What is needed:
All of the material below is to be restated word for word, apart from the pictures.

Exercise material:
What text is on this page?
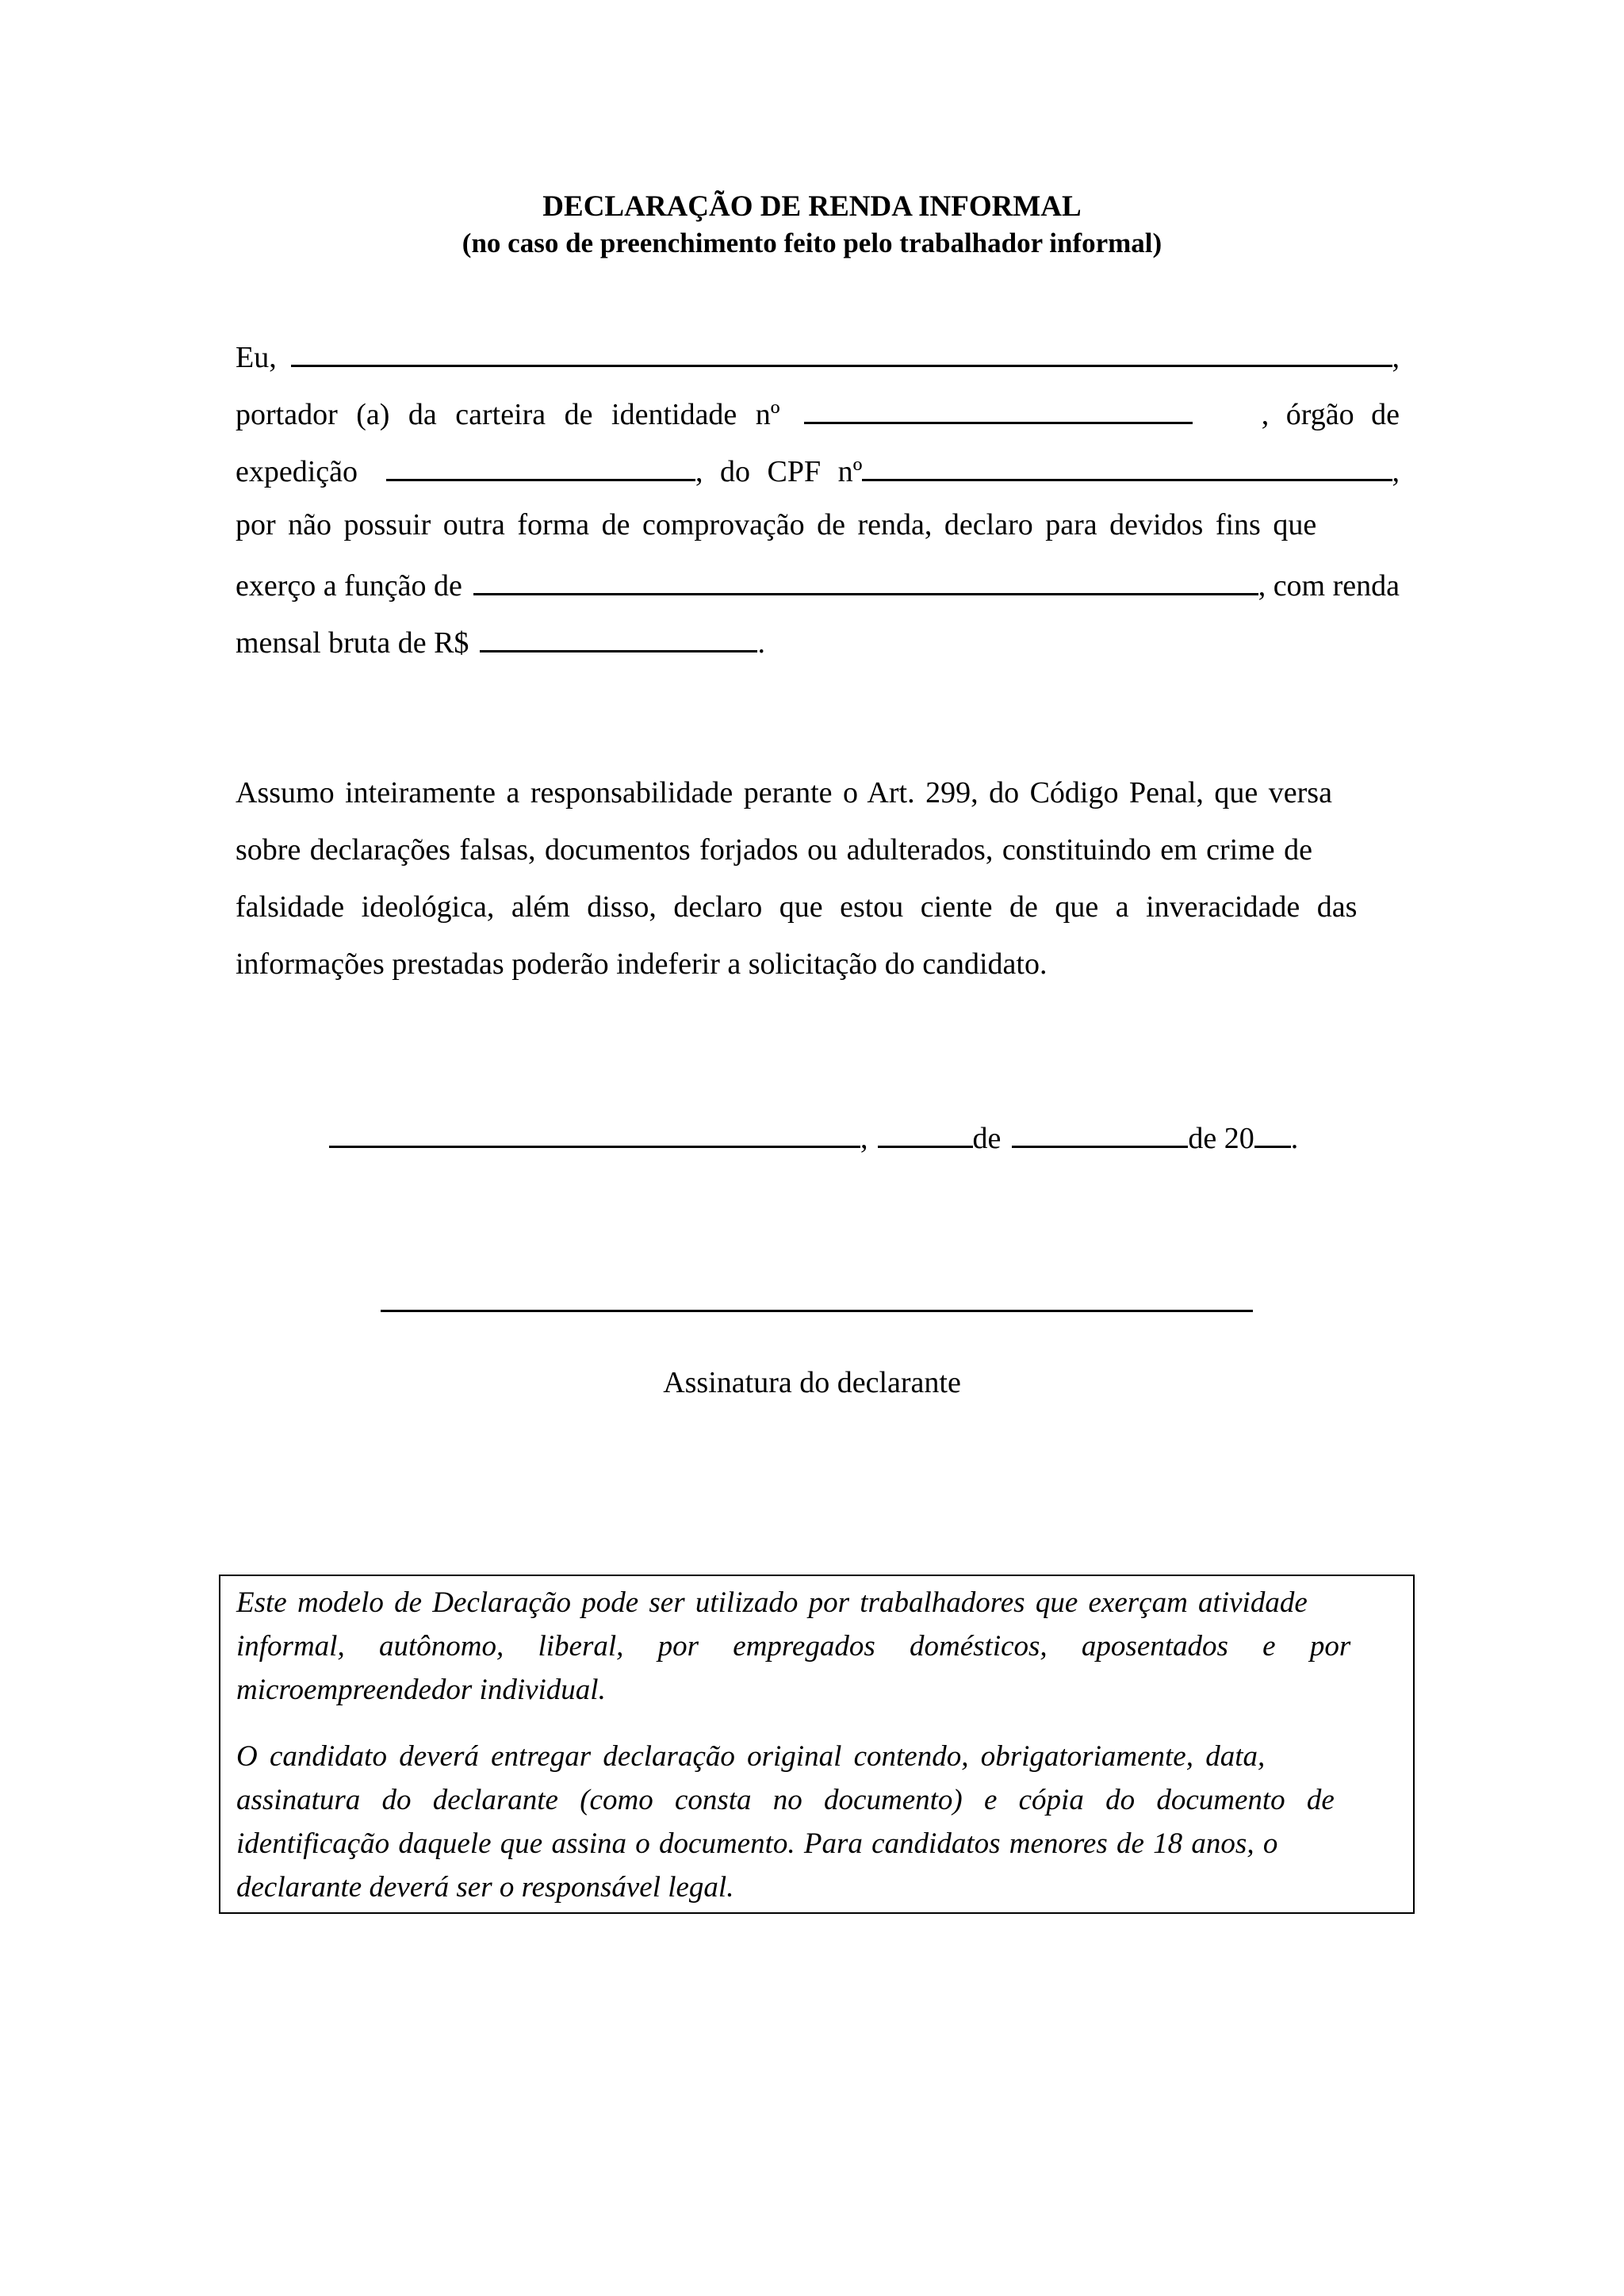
DECLARAÇÃO DE RENDA INFORMAL
(no caso de preenchimento feito pelo trabalhador informal)
Eu,	,
portador (a) da carteira de identidade nº	, órgão de
expedição	, do CPF nº	,
por não possuir outra forma de comprovação de renda, declaro para devidos fins que
exerço a função de	, com renda
mensal bruta de R$	.
Assumo inteiramente a responsabilidade perante o Art. 299, do Código Penal, que versa
sobre declarações falsas, documentos forjados ou adulterados, constituindo em crime de
falsidade ideológica, além disso, declaro que estou ciente de que a inveracidade das
informações prestadas poderão indeferir a solicitação do candidato.
,	de	de 20 .
Assinatura do declarante
Este modelo de Declaração pode ser utilizado por trabalhadores que exerçam atividade
informal, autônomo, liberal, por empregados domésticos, aposentados e por
microempreendedor individual.
O candidato deverá entregar declaração original contendo, obrigatoriamente, data,
assinatura do declarante (como consta no documento) e cópia do documento de
identificação daquele que assina o documento. Para candidatos menores de 18 anos, o
declarante deverá ser o responsável legal.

The result:
What text is on this page?
DECLARAÇÃO DE RENDA INFORMAL
(no caso de preenchimento feito pelo trabalhador informal)
Eu,	,
portador (a) da carteira de identidade nº	, órgão de
expedição	, do CPF nº	,
por não possuir outra forma de comprovação de renda, declaro para devidos fins que
exerço a função de	, com renda
mensal bruta de R$	.
Assumo inteiramente a responsabilidade perante o Art. 299, do Código Penal, que versa
sobre declarações falsas, documentos forjados ou adulterados, constituindo em crime de
falsidade ideológica, além disso, declaro que estou ciente de que a inveracidade das
informações prestadas poderão indeferir a solicitação do candidato.
,	de	de 20 .
Assinatura do declarante
Este modelo de Declaração pode ser utilizado por trabalhadores que exerçam atividade
informal, autônomo, liberal, por empregados domésticos, aposentados e por
microempreendedor individual.
O candidato deverá entregar declaração original contendo, obrigatoriamente, data,
assinatura do declarante (como consta no documento) e cópia do documento de
identificação daquele que assina o documento. Para candidatos menores de 18 anos, o
declarante deverá ser o responsável legal.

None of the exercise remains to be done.